* **PROBLEM TO WORK ON**
Each record below should appear again exactly as written.

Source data
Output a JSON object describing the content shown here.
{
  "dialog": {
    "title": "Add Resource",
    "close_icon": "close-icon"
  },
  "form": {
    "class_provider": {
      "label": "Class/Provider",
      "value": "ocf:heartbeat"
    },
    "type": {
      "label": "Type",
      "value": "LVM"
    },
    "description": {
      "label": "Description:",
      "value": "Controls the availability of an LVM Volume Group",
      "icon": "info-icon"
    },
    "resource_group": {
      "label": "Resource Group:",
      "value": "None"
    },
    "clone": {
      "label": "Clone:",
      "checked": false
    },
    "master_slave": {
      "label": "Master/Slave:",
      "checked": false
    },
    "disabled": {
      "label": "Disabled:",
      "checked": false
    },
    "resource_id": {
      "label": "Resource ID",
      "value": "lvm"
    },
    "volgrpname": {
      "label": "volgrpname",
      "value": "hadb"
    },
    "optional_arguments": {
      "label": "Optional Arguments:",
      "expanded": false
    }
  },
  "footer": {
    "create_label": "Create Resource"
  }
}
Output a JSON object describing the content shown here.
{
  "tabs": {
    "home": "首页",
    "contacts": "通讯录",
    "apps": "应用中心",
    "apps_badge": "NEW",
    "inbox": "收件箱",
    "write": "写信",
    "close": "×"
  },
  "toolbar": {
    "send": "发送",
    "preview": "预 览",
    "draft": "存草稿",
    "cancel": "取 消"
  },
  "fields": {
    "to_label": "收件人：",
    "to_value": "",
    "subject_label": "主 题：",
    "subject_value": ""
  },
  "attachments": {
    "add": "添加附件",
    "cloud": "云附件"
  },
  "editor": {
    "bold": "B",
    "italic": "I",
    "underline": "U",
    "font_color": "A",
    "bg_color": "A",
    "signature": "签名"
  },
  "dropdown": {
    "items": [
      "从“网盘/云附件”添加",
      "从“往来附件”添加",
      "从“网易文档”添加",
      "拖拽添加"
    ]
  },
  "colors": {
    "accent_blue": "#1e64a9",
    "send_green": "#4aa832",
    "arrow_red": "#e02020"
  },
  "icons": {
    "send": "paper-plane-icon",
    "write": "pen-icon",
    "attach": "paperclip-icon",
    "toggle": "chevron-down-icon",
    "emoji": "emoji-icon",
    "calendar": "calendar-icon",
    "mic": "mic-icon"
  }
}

* **RESPONSE**
Output a JSON object describing the content shown here.
{
  "dialog": {
    "title": "Add Resource",
    "close_icon": "close-icon"
  },
  "form": {
    "class_provider": {
      "label": "Class/Provider",
      "value": "ocf:heartbeat"
    },
    "type": {
      "label": "Type",
      "value": "LVM"
    },
    "description": {
      "label": "Description:",
      "value": "Controls the availability of an LVM Volume Group",
      "icon": "info-icon"
    },
    "resource_group": {
      "label": "Resource Group:",
      "value": "None"
    },
    "clone": {
      "label": "Clone:",
      "checked": false
    },
    "master_slave": {
      "label": "Master/Slave:",
      "checked": false
    },
    "disabled": {
      "label": "Disabled:",
      "checked": false
    },
    "resource_id": {
      "label": "Resource ID",
      "value": "lvm"
    },
    "volgrpname": {
      "label": "volgrpname",
      "value": "hadb"
    },
    "optional_arguments": {
      "label": "Optional Arguments:",
      "expanded": false
    }
  },
  "footer": {
    "create_label": "Create Resource"
  }
}
Output a JSON object describing the content shown here.
{
  "tabs": {
    "home": "首页",
    "contacts": "通讯录",
    "apps": "应用中心",
    "apps_badge": "NEW",
    "inbox": "收件箱",
    "write": "写信",
    "close": "×"
  },
  "toolbar": {
    "send": "发送",
    "preview": "预 览",
    "draft": "存草稿",
    "cancel": "取 消"
  },
  "fields": {
    "to_label": "收件人：",
    "to_value": "",
    "subject_label": "主 题：",
    "subject_value": ""
  },
  "attachments": {
    "add": "添加附件",
    "cloud": "云附件"
  },
  "editor": {
    "bold": "B",
    "italic": "I",
    "underline": "U",
    "font_color": "A",
    "bg_color": "A",
    "signature": "签名"
  },
  "dropdown": {
    "items": [
      "从“网盘/云附件”添加",
      "从“往来附件”添加",
      "从“网易文档”添加",
      "拖拽添加"
    ]
  },
  "colors": {
    "accent_blue": "#1e64a9",
    "send_green": "#4aa832",
    "arrow_red": "#e02020"
  },
  "icons": {
    "send": "paper-plane-icon",
    "write": "pen-icon",
    "attach": "paperclip-icon",
    "toggle": "chevron-down-icon",
    "emoji": "emoji-icon",
    "calendar": "calendar-icon",
    "mic": "mic-icon"
  }
}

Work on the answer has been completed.